◆ Source data ◆

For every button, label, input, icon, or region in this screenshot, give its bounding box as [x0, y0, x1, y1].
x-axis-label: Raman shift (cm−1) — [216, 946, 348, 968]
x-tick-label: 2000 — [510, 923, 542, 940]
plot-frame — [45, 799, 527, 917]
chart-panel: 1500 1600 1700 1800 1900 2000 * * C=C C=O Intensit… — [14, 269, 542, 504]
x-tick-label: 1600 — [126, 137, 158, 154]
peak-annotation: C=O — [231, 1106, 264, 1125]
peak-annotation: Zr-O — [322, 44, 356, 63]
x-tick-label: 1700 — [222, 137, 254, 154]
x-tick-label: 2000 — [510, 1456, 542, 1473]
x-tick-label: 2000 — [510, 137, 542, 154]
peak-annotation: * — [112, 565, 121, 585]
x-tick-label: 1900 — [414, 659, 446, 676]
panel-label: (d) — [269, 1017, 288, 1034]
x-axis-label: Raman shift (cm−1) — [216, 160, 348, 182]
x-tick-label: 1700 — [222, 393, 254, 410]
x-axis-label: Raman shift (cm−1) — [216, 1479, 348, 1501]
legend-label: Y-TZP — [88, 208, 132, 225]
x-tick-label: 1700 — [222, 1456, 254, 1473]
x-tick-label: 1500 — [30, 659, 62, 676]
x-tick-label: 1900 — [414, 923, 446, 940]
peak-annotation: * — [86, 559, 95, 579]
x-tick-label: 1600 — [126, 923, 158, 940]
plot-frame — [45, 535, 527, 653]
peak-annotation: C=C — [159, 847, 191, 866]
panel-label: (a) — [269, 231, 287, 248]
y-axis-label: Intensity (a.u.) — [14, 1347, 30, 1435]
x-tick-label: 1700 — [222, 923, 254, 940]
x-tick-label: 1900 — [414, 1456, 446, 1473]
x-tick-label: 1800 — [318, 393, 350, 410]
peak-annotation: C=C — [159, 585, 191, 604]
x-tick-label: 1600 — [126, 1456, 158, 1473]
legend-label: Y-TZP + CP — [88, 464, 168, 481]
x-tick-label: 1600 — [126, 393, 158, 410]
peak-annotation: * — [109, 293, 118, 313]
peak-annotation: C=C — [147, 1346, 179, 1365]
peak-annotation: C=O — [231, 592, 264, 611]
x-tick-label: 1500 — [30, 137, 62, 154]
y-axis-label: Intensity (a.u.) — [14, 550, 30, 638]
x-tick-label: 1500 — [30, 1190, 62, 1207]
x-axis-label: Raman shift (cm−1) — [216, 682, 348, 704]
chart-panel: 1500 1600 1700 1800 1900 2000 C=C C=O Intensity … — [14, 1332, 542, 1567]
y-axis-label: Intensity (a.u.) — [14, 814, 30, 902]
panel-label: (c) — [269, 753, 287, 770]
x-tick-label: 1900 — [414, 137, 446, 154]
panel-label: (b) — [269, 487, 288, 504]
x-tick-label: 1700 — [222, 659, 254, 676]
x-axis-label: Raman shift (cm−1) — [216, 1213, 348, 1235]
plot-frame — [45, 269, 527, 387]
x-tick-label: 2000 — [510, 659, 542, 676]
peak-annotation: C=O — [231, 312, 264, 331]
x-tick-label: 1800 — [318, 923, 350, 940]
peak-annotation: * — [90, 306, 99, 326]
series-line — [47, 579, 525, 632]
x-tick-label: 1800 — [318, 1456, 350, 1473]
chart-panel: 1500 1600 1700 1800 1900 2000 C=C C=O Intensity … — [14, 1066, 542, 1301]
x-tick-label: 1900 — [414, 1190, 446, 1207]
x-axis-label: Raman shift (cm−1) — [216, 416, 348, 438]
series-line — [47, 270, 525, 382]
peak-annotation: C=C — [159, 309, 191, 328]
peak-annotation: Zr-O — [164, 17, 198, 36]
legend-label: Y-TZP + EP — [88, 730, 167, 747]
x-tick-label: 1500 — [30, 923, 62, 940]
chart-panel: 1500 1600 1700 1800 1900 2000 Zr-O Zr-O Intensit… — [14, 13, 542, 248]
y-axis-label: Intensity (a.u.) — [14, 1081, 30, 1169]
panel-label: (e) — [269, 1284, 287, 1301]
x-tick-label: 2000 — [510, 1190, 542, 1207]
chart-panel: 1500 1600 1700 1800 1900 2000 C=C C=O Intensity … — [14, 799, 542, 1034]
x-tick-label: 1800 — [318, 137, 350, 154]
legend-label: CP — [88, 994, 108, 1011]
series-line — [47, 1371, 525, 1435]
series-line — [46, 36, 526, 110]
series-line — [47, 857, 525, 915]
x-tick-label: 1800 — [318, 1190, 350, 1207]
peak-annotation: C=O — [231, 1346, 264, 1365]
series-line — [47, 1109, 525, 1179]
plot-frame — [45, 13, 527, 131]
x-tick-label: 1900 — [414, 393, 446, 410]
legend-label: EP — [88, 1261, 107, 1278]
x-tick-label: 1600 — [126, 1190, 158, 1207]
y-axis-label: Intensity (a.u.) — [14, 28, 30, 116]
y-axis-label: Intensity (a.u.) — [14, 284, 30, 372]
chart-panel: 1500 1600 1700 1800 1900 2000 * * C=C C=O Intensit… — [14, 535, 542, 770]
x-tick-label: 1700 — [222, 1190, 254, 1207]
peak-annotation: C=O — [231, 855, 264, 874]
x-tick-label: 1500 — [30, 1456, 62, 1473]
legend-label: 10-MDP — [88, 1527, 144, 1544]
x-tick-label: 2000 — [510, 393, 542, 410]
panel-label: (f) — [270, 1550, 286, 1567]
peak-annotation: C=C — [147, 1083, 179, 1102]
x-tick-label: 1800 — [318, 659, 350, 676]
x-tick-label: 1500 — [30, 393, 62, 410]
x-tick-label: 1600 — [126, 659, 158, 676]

◆ Work to do ◆
Rewrite all the lines, changing each "Raman shift" to "Wavenumber shift" and keeping everything else the same.

◆ Output of the task ◆
For every button, label, input, icon, or region in this screenshot, give its bounding box as [x0, y0, x1, y1].
x-axis-label: Wavenumber shift (cm−1) — [216, 946, 348, 968]
x-tick-label: 2000 — [510, 923, 542, 940]
plot-frame — [45, 799, 527, 917]
chart-panel: 1500 1600 1700 1800 1900 2000 * * C=C C=O Intensit… — [14, 269, 542, 504]
x-tick-label: 1600 — [126, 137, 158, 154]
peak-annotation: C=O — [231, 1106, 264, 1125]
peak-annotation: Zr-O — [322, 44, 356, 63]
x-tick-label: 1700 — [222, 137, 254, 154]
x-tick-label: 2000 — [510, 1456, 542, 1473]
x-tick-label: 2000 — [510, 137, 542, 154]
peak-annotation: * — [112, 565, 121, 585]
x-tick-label: 1900 — [414, 659, 446, 676]
panel-label: (d) — [269, 1017, 288, 1034]
x-axis-label: Wavenumber shift (cm−1) — [216, 160, 348, 182]
x-tick-label: 1700 — [222, 393, 254, 410]
x-axis-label: Wavenumber shift (cm−1) — [216, 1479, 348, 1501]
legend-label: Y-TZP — [88, 208, 132, 225]
x-tick-label: 1700 — [222, 1456, 254, 1473]
x-tick-label: 1500 — [30, 659, 62, 676]
x-tick-label: 1900 — [414, 923, 446, 940]
peak-annotation: * — [86, 559, 95, 579]
x-tick-label: 1600 — [126, 923, 158, 940]
plot-frame — [45, 535, 527, 653]
peak-annotation: C=C — [159, 847, 191, 866]
panel-label: (a) — [269, 231, 287, 248]
y-axis-label: Intensity (a.u.) — [14, 1347, 30, 1435]
x-tick-label: 1700 — [222, 923, 254, 940]
x-tick-label: 1900 — [414, 1456, 446, 1473]
x-tick-label: 1800 — [318, 393, 350, 410]
peak-annotation: C=C — [159, 585, 191, 604]
x-tick-label: 1600 — [126, 1456, 158, 1473]
legend-label: Y-TZP + CP — [88, 464, 168, 481]
x-tick-label: 1600 — [126, 393, 158, 410]
peak-annotation: * — [109, 293, 118, 313]
peak-annotation: C=C — [147, 1346, 179, 1365]
peak-annotation: C=O — [231, 592, 264, 611]
x-tick-label: 1500 — [30, 137, 62, 154]
y-axis-label: Intensity (a.u.) — [14, 550, 30, 638]
x-tick-label: 1500 — [30, 1190, 62, 1207]
x-axis-label: Wavenumber shift (cm−1) — [216, 682, 348, 704]
chart-panel: 1500 1600 1700 1800 1900 2000 C=C C=O Intensity … — [14, 1332, 542, 1567]
y-axis-label: Intensity (a.u.) — [14, 814, 30, 902]
panel-label: (c) — [269, 753, 287, 770]
x-tick-label: 1900 — [414, 137, 446, 154]
panel-label: (b) — [269, 487, 288, 504]
x-tick-label: 1700 — [222, 659, 254, 676]
x-axis-label: Wavenumber shift (cm−1) — [216, 1213, 348, 1235]
plot-frame — [45, 269, 527, 387]
x-tick-label: 2000 — [510, 659, 542, 676]
peak-annotation: C=O — [231, 312, 264, 331]
x-tick-label: 1800 — [318, 923, 350, 940]
peak-annotation: * — [90, 306, 99, 326]
series-line — [47, 579, 525, 632]
x-tick-label: 1800 — [318, 1456, 350, 1473]
chart-panel: 1500 1600 1700 1800 1900 2000 C=C C=O Intensity … — [14, 1066, 542, 1301]
x-tick-label: 1900 — [414, 1190, 446, 1207]
x-axis-label: Wavenumber shift (cm−1) — [216, 416, 348, 438]
series-line — [47, 270, 525, 382]
peak-annotation: C=C — [159, 309, 191, 328]
peak-annotation: Zr-O — [164, 17, 198, 36]
legend-label: Y-TZP + EP — [88, 730, 167, 747]
x-tick-label: 1500 — [30, 923, 62, 940]
chart-panel: 1500 1600 1700 1800 1900 2000 Zr-O Zr-O Intensit… — [14, 13, 542, 248]
y-axis-label: Intensity (a.u.) — [14, 1081, 30, 1169]
panel-label: (e) — [269, 1284, 287, 1301]
x-tick-label: 2000 — [510, 1190, 542, 1207]
chart-panel: 1500 1600 1700 1800 1900 2000 C=C C=O Intensity … — [14, 799, 542, 1034]
x-tick-label: 1800 — [318, 137, 350, 154]
legend-label: CP — [88, 994, 108, 1011]
series-line — [47, 1371, 525, 1435]
series-line — [46, 36, 526, 110]
series-line — [47, 857, 525, 915]
x-tick-label: 1800 — [318, 1190, 350, 1207]
peak-annotation: C=O — [231, 1346, 264, 1365]
series-line — [47, 1109, 525, 1179]
plot-frame — [45, 13, 527, 131]
x-tick-label: 1900 — [414, 393, 446, 410]
legend-label: EP — [88, 1261, 107, 1278]
x-tick-label: 1600 — [126, 1190, 158, 1207]
y-axis-label: Intensity (a.u.) — [14, 28, 30, 116]
y-axis-label: Intensity (a.u.) — [14, 284, 30, 372]
chart-panel: 1500 1600 1700 1800 1900 2000 * * C=C C=O Intensit… — [14, 535, 542, 770]
x-tick-label: 1700 — [222, 1190, 254, 1207]
peak-annotation: C=O — [231, 855, 264, 874]
x-tick-label: 1500 — [30, 1456, 62, 1473]
legend-label: 10-MDP — [88, 1527, 144, 1544]
x-tick-label: 2000 — [510, 393, 542, 410]
panel-label: (f) — [270, 1550, 286, 1567]
peak-annotation: C=C — [147, 1083, 179, 1102]
x-tick-label: 1800 — [318, 659, 350, 676]
x-tick-label: 1500 — [30, 393, 62, 410]
x-tick-label: 1600 — [126, 659, 158, 676]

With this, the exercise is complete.